**WHAT THE EXERCISE ASKS**
Count the lines containing "zone" in the entries underneath, and state that count without anything else.

**INPUT MATERIAL**
▼

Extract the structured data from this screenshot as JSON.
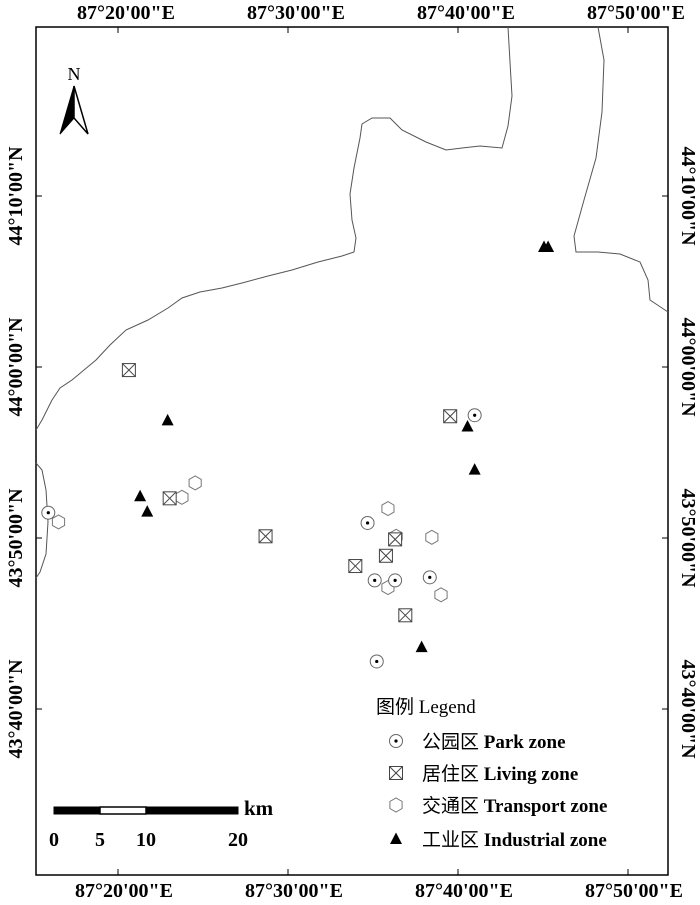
{
  "coords_top": [
    "87°20'00\"E",
    "87°30'00\"E",
    "87°40'00\"E",
    "87°50'00\"E"
  ],
  "coords_bottom": [
    "87°20'00\"E",
    "87°30'00\"E",
    "87°40'00\"E",
    "87°50'00\"E"
  ],
  "coords_left": [
    "44°10'00\"N",
    "44°00'00\"N",
    "43°50'00\"N",
    "43°40'00\"N"
  ],
  "coords_right": [
    "44°10'00\"N",
    "44°00'00\"N",
    "43°50'00\"N",
    "43°40'00\"N"
  ],
  "north": {
    "label": "N"
  },
  "legend": {
    "title": "图例  Legend",
    "items": [
      {
        "key": "park",
        "cn": "公园区",
        "en": "Park zone"
      },
      {
        "key": "living",
        "cn": "居住区",
        "en": "Living zone"
      },
      {
        "key": "transport",
        "cn": "交通区",
        "en": "Transport zone"
      },
      {
        "key": "industrial",
        "cn": "工业区",
        "en": "Industrial zone"
      }
    ]
  },
  "scale": {
    "unit": "km",
    "ticks": [
      "0",
      "5",
      "10",
      "20"
    ]
  },
  "sites": {
    "park": [
      {
        "lon": 87.265,
        "lat": 43.858
      },
      {
        "lon": 87.639,
        "lat": 43.795
      },
      {
        "lon": 87.578,
        "lat": 43.848
      },
      {
        "lon": 87.585,
        "lat": 43.792
      },
      {
        "lon": 87.605,
        "lat": 43.792
      },
      {
        "lon": 87.587,
        "lat": 43.713
      },
      {
        "lon": 87.683,
        "lat": 43.953
      }
    ],
    "living": [
      {
        "lon": 87.344,
        "lat": 43.997
      },
      {
        "lon": 87.384,
        "lat": 43.872
      },
      {
        "lon": 87.478,
        "lat": 43.835
      },
      {
        "lon": 87.566,
        "lat": 43.806
      },
      {
        "lon": 87.596,
        "lat": 43.816
      },
      {
        "lon": 87.605,
        "lat": 43.832
      },
      {
        "lon": 87.615,
        "lat": 43.758
      },
      {
        "lon": 87.659,
        "lat": 43.952
      }
    ],
    "transport": [
      {
        "lon": 87.275,
        "lat": 43.849
      },
      {
        "lon": 87.396,
        "lat": 43.873
      },
      {
        "lon": 87.409,
        "lat": 43.887
      },
      {
        "lon": 87.598,
        "lat": 43.862
      },
      {
        "lon": 87.606,
        "lat": 43.835
      },
      {
        "lon": 87.598,
        "lat": 43.785
      },
      {
        "lon": 87.641,
        "lat": 43.834
      },
      {
        "lon": 87.65,
        "lat": 43.778
      }
    ],
    "industrial": [
      {
        "lon": 87.355,
        "lat": 43.874
      },
      {
        "lon": 87.362,
        "lat": 43.859
      },
      {
        "lon": 87.382,
        "lat": 43.948
      },
      {
        "lon": 87.631,
        "lat": 43.727
      },
      {
        "lon": 87.676,
        "lat": 43.942
      },
      {
        "lon": 87.683,
        "lat": 43.9
      },
      {
        "lon": 87.751,
        "lat": 44.117
      },
      {
        "lon": 87.755,
        "lat": 44.117
      }
    ]
  },
  "colors": {
    "symbol": "#000000",
    "line": "#000000",
    "boundary": "#555555"
  }
}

▲

**OUTPUT**
4